◆ WRITTEN REQUEST ◆
Identify the lines bearing the string "structured" and gather them.

◆ RECORD LIST ◆

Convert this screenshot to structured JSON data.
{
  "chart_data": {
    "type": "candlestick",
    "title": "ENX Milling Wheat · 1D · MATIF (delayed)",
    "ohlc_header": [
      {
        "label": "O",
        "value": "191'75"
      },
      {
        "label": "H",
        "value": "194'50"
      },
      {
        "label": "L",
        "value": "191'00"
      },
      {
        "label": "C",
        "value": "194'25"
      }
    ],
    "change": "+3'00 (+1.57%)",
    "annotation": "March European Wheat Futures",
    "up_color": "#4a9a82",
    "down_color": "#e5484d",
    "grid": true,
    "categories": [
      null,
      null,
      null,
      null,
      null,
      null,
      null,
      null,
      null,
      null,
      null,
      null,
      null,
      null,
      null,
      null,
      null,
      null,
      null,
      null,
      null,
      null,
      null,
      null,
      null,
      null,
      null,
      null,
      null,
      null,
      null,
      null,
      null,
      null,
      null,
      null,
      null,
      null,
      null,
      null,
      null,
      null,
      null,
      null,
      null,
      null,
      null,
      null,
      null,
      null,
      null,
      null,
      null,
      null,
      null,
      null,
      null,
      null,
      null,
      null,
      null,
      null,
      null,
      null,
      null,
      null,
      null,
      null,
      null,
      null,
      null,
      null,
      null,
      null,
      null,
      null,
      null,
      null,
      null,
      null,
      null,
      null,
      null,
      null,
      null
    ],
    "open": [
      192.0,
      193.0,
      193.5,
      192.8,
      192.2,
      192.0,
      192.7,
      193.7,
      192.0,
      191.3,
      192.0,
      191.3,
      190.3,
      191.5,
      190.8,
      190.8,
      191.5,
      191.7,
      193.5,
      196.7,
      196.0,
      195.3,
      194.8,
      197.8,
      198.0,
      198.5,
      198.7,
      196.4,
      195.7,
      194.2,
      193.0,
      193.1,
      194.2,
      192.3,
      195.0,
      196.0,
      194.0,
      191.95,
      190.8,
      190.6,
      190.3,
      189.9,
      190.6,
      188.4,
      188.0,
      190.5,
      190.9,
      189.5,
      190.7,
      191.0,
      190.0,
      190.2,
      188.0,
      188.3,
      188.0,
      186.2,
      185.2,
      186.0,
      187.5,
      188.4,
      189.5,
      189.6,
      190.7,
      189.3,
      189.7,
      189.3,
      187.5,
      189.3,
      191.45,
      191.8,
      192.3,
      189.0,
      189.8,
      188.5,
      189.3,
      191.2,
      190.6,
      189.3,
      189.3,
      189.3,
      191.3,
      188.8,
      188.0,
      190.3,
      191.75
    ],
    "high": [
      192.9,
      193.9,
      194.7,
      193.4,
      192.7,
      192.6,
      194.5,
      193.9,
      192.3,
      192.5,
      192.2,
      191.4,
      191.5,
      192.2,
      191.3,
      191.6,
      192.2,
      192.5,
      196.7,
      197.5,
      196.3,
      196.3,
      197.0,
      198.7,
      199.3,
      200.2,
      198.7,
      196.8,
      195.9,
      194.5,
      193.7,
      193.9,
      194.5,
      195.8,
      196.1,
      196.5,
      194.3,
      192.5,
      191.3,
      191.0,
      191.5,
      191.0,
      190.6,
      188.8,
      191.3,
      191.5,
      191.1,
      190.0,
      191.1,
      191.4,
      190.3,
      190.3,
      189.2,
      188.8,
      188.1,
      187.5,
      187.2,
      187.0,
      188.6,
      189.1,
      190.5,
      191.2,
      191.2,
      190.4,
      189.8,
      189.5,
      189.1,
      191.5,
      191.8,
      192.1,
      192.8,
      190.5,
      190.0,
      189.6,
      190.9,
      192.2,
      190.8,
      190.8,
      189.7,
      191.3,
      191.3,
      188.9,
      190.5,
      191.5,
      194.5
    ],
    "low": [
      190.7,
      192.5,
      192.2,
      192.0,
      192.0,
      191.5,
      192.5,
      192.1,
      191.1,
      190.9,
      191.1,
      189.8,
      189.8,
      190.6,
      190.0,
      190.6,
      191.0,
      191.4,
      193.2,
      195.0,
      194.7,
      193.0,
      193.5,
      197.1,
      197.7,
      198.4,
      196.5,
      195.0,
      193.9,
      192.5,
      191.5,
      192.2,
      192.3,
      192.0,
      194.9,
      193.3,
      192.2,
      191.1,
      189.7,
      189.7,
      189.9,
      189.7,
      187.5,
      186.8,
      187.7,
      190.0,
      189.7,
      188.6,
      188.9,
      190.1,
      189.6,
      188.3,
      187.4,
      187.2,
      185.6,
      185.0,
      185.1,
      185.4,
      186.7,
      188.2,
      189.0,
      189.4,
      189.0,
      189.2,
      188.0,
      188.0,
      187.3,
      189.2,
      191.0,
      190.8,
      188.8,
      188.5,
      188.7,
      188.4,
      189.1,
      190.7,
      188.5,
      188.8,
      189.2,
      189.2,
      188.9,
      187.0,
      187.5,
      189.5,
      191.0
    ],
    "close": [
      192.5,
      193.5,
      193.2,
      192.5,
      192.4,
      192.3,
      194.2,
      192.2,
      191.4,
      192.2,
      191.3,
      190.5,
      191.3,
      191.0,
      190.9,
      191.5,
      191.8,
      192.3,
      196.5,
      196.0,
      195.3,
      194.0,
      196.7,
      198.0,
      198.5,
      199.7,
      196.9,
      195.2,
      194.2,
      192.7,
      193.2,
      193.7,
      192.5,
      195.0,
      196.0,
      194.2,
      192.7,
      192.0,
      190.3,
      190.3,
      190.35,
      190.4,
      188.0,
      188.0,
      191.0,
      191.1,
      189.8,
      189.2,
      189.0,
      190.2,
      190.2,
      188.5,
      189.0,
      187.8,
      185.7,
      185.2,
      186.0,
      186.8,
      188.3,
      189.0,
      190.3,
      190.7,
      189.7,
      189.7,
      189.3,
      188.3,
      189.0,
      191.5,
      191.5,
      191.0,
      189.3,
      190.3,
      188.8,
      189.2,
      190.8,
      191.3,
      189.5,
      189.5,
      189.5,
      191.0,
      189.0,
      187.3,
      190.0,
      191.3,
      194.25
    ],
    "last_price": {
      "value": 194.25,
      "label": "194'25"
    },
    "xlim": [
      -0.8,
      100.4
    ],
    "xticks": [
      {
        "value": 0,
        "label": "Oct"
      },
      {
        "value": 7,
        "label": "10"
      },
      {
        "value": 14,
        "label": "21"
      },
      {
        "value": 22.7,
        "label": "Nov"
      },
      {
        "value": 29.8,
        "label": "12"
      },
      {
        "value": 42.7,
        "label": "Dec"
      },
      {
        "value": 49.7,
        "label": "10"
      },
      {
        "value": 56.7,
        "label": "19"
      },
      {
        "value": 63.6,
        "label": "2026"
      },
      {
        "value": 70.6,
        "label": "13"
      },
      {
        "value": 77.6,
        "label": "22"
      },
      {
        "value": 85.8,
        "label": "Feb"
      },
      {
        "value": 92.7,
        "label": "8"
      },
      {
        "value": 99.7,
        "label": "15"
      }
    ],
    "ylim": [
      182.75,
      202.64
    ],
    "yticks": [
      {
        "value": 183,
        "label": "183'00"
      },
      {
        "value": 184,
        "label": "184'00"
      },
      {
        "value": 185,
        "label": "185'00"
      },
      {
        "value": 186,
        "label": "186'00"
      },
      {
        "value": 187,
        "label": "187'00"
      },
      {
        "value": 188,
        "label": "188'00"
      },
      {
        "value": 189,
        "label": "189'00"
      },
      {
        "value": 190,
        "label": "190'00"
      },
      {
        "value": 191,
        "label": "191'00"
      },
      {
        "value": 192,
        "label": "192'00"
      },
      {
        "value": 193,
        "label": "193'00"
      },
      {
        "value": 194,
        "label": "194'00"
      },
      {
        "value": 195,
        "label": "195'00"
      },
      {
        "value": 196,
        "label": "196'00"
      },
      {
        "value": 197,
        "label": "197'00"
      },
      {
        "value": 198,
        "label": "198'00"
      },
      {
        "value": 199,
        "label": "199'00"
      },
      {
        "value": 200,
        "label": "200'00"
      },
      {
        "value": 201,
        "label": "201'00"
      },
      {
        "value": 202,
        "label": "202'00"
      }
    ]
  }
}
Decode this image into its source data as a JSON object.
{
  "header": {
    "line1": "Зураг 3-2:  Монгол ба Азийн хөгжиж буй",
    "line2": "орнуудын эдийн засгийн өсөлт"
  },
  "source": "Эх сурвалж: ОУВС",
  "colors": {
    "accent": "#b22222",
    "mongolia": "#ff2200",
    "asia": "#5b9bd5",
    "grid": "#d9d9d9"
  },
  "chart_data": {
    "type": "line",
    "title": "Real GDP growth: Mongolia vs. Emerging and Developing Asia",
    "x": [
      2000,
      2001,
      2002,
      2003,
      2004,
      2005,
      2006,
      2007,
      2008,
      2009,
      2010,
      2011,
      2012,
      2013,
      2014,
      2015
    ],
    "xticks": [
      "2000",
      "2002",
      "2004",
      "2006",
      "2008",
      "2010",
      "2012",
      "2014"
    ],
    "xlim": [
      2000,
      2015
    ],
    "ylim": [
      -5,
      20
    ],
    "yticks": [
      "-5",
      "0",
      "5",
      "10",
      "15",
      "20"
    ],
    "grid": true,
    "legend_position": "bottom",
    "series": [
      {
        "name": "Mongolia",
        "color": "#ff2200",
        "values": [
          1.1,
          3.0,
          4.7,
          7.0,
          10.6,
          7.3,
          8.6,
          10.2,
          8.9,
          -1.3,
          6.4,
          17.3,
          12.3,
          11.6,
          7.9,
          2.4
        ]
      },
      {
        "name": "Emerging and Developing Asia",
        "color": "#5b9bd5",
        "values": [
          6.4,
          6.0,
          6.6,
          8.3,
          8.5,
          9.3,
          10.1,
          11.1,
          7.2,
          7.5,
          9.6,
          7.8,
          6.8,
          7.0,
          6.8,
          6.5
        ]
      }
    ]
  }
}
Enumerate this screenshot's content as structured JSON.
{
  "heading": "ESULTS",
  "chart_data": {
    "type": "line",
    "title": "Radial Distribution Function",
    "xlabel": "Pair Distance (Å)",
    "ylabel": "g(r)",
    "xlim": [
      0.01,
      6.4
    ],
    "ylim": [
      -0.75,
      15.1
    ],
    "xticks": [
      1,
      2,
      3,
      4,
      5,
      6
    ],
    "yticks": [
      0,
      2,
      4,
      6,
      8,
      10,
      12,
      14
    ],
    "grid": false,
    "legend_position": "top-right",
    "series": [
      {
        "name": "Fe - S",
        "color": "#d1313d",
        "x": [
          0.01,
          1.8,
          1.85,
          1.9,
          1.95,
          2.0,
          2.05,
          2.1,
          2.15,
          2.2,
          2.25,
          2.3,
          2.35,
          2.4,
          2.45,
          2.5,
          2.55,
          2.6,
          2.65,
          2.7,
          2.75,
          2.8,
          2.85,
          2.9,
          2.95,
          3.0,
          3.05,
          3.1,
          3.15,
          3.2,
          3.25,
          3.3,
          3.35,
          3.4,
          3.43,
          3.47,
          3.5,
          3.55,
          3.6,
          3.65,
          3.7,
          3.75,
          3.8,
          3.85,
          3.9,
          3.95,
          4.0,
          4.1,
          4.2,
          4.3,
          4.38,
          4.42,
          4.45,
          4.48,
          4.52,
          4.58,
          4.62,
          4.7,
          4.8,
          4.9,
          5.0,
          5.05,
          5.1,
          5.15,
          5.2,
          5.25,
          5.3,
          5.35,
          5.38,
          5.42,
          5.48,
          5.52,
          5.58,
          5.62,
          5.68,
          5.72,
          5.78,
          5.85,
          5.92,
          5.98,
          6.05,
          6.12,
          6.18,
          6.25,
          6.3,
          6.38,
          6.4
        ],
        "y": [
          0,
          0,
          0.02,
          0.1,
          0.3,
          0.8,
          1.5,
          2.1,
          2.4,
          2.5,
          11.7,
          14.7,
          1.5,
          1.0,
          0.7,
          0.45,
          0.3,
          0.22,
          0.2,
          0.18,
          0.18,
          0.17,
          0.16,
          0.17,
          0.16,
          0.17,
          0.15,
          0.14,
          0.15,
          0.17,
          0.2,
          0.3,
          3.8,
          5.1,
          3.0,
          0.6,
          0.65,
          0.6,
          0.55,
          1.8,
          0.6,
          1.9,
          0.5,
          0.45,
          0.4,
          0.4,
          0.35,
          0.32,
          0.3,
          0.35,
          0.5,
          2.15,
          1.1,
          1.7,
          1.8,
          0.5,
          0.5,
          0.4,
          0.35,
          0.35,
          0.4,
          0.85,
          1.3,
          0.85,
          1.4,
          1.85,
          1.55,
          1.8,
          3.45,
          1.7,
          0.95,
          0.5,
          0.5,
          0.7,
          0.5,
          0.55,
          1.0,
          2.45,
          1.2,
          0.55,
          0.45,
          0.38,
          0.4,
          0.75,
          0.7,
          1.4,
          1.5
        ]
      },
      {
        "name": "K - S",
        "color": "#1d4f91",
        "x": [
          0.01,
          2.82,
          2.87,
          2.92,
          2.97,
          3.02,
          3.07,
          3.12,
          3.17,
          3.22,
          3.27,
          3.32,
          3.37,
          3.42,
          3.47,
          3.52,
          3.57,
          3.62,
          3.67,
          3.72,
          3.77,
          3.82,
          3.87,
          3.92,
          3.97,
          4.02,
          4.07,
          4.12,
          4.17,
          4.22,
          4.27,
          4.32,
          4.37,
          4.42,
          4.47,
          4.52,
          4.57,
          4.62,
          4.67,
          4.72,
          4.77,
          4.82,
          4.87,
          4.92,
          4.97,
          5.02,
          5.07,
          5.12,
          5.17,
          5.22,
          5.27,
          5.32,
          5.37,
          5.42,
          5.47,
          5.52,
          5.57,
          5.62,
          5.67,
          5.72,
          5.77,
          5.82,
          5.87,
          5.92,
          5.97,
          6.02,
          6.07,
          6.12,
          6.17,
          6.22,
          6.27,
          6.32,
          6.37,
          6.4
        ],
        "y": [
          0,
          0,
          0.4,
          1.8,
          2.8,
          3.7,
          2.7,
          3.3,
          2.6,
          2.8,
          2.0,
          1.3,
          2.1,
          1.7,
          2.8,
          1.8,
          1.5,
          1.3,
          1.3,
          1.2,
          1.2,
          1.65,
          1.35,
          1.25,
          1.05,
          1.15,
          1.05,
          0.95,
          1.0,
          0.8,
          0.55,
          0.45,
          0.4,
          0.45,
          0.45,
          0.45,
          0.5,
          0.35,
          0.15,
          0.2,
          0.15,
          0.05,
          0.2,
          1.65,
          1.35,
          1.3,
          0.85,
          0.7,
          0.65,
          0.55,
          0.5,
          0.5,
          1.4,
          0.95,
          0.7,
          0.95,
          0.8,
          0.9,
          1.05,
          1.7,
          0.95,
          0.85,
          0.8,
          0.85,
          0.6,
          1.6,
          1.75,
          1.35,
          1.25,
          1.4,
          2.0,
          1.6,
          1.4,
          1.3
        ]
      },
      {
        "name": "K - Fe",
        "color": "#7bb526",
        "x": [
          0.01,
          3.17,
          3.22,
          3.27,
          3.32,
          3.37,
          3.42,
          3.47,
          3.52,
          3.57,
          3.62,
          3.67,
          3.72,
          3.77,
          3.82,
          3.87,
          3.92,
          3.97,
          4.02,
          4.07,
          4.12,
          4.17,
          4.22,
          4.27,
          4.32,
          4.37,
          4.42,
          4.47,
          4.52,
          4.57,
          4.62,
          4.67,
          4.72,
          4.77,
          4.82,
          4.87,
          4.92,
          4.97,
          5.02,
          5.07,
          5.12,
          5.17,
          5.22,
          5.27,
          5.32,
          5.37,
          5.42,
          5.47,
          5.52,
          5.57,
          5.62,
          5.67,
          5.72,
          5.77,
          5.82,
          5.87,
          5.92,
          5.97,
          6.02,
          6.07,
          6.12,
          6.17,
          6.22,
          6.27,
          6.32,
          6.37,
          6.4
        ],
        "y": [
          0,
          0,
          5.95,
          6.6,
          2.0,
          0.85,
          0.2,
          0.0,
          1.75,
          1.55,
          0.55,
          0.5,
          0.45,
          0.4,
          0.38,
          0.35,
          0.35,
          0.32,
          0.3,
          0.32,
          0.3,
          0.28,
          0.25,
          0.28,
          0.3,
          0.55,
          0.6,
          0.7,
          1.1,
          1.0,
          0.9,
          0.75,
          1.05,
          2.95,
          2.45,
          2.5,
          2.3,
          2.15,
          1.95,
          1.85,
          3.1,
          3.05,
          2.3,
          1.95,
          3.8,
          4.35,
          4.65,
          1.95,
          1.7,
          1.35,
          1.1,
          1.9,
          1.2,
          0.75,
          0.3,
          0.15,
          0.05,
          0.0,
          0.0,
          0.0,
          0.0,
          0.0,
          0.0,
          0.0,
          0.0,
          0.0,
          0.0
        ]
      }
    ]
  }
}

◆ PROBLEM SOLUTION ◆
Convert this screenshot to structured JSON data.
Enumerate this screenshot's content as structured JSON.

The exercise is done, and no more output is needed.